* **Task goal**: Take the lines from the one containing "x-tick-label: 50: [277, 20, 287, 26]" through the one containing "y-tick-label: Latgale: [94, 448, 124, 456]", inclusive, and change each "x-tick-label" to "x-axis-label". Return only those lines, with everything else left as it is.

Layout records
....
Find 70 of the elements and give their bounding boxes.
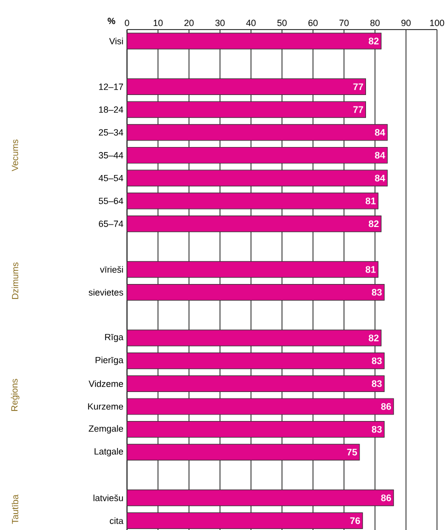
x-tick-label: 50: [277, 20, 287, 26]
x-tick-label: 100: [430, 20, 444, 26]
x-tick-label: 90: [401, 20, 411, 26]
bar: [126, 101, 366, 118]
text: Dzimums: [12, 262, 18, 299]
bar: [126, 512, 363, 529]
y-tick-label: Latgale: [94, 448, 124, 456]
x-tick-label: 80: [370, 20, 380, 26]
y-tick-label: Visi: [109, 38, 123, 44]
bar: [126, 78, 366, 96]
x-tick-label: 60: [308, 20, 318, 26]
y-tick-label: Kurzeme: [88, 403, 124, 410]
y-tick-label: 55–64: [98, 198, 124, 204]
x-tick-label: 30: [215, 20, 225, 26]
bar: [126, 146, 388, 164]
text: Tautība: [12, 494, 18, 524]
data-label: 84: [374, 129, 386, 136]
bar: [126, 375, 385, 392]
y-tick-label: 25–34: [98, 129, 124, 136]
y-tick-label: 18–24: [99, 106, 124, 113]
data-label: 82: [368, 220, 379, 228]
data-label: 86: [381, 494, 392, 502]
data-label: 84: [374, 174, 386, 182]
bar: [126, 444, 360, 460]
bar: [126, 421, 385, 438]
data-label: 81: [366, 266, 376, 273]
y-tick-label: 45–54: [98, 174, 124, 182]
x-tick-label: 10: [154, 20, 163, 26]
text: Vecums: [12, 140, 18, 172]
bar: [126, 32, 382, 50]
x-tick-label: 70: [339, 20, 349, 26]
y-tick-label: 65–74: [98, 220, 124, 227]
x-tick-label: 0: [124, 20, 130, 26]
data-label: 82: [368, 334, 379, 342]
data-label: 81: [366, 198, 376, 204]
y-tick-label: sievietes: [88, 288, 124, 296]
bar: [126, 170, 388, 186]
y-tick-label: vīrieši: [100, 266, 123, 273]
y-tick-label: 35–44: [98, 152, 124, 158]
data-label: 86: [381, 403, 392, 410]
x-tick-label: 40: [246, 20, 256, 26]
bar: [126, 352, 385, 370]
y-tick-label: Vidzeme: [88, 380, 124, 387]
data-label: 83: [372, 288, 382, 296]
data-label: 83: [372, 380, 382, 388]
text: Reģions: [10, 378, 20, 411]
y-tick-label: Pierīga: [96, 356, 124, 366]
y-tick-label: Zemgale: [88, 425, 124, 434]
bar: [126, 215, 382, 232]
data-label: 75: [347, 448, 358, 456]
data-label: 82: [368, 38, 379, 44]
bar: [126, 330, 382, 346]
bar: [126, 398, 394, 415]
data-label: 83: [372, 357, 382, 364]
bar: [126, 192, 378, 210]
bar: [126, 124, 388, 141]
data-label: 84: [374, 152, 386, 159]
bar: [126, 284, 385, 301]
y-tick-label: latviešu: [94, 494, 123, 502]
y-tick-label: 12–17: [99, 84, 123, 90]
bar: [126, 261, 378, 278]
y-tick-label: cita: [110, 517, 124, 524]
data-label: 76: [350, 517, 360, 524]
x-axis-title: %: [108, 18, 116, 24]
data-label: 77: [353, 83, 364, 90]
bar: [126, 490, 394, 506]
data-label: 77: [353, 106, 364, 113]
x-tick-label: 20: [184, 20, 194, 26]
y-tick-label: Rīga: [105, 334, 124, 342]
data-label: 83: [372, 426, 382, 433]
....
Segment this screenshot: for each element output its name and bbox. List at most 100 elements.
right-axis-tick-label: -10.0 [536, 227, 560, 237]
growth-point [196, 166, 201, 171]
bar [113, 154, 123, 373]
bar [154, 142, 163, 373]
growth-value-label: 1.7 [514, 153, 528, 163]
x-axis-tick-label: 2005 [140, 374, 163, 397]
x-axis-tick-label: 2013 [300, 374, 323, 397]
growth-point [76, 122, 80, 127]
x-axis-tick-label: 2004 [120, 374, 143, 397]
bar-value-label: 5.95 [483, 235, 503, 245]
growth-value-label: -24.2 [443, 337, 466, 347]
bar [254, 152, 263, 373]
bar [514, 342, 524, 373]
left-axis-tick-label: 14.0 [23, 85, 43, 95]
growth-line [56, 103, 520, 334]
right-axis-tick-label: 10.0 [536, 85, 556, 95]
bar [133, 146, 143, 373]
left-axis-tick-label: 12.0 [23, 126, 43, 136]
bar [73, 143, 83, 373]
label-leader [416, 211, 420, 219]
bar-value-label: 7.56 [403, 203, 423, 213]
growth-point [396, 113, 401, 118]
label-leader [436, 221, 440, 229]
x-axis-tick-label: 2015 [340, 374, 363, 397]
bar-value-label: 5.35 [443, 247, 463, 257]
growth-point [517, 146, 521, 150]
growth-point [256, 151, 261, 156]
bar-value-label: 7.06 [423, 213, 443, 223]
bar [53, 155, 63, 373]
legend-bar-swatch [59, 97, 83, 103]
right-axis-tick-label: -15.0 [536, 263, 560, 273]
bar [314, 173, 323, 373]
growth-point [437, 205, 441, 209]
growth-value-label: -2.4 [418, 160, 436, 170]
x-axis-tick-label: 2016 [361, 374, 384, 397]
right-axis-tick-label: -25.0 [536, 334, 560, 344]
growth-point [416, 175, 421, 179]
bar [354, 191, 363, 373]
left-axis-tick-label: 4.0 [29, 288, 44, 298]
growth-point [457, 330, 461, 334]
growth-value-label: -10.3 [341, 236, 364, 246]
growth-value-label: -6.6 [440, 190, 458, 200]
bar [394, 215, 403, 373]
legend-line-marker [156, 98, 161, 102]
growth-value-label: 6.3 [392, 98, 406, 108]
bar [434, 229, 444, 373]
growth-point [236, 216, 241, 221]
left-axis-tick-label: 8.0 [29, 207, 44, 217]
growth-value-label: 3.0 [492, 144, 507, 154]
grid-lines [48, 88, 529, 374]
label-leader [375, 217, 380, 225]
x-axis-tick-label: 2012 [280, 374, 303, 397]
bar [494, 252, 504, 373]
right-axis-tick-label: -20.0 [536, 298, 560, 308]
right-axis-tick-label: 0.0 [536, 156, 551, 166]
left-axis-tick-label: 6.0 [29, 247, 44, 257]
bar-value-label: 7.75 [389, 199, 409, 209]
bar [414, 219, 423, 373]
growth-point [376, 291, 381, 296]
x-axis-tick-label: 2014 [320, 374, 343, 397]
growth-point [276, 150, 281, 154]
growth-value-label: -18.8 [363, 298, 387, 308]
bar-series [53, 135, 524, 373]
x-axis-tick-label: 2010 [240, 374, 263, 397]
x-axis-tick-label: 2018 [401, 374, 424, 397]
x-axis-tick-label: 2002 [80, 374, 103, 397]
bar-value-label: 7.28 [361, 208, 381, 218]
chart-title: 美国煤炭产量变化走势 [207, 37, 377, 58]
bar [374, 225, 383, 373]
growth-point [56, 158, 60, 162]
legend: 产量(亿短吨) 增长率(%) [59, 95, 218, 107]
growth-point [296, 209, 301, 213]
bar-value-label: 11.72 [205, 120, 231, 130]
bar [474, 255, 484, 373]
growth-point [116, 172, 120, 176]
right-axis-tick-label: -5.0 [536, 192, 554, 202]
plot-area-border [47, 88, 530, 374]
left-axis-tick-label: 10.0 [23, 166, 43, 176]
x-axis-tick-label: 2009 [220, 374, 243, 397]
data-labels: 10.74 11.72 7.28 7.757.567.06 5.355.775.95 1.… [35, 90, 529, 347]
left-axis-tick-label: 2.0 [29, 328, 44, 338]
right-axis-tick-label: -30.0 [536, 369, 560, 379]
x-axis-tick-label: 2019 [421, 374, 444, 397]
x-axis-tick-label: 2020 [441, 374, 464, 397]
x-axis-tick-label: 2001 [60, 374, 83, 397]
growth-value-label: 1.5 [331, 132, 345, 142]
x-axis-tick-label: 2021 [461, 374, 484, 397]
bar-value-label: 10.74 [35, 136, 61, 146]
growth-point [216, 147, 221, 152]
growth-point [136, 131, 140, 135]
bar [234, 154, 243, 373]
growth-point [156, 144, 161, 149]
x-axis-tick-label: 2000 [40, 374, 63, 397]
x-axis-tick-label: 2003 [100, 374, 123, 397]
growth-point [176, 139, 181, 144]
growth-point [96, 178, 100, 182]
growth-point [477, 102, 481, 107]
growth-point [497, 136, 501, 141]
....
* **Problem solution**:
x-axis-label: 50: [277, 20, 287, 26]
x-axis-label: 100: [430, 20, 444, 26]
x-axis-label: 90: [401, 20, 411, 26]
bar: [126, 101, 366, 118]
text: Dzimums: [12, 262, 18, 299]
bar: [126, 512, 363, 529]
y-tick-label: Latgale: [94, 448, 124, 456]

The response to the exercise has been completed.